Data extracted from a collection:
--------

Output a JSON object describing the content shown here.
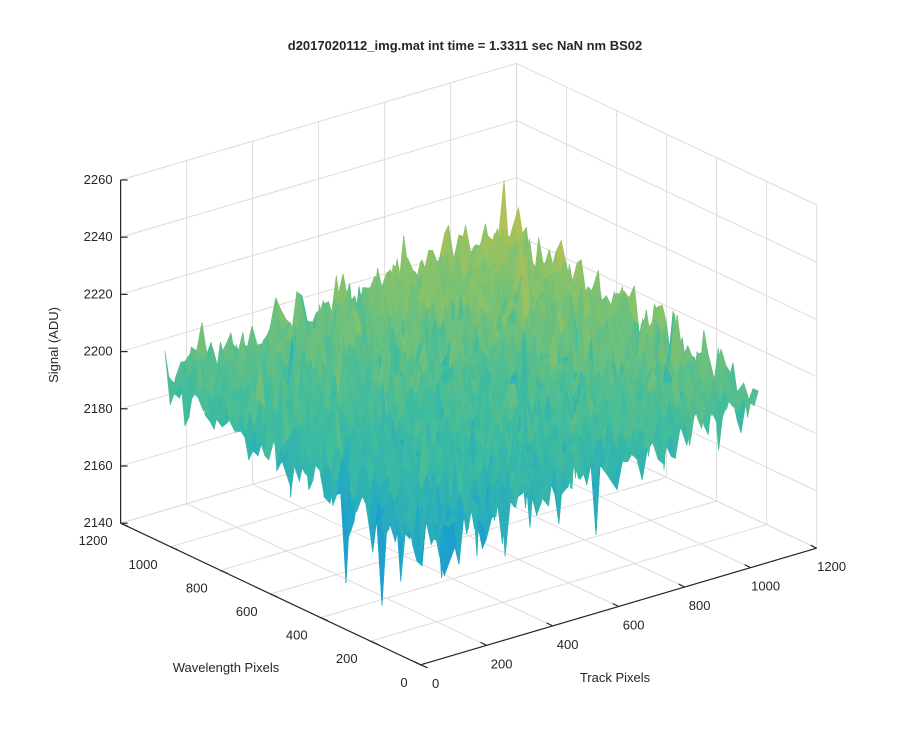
{
  "chart_data": {
    "type": "surface",
    "title": "d2017020112_img.mat int time = 1.3311 sec  NaN nm BS02",
    "xlabel": "Track Pixels",
    "ylabel": "Wavelength Pixels",
    "zlabel": "Signal (ADU)",
    "xlim": [
      0,
      1200
    ],
    "ylim": [
      0,
      1200
    ],
    "zlim": [
      2140,
      2260
    ],
    "xticks": [
      "0",
      "200",
      "400",
      "600",
      "800",
      "1000",
      "1200"
    ],
    "yticks": [
      "0",
      "200",
      "400",
      "600",
      "800",
      "1000",
      "1200"
    ],
    "zticks": [
      "2140",
      "2160",
      "2180",
      "2200",
      "2220",
      "2240",
      "2260"
    ],
    "data_extent": {
      "x": [
        1,
        1024
      ],
      "y": [
        1,
        1024
      ]
    },
    "surface_model": {
      "corner_means": {
        "x0_y0": 2183,
        "x1024_y0": 2200,
        "x0_y1024": 2198,
        "x1024_y1024": 2213
      },
      "noise_amplitude": 10,
      "min_observed": 2136,
      "max_observed": 2246
    },
    "colormap": [
      "#0f5ccf",
      "#1785e0",
      "#1fa7c8",
      "#3fbc9f",
      "#86c26b",
      "#c9c049",
      "#f5c42e"
    ],
    "grid": true
  }
}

--------

Aim: State the count of lines with the word "Pixels" in them, and write nothing else.

Solution to this problem: 2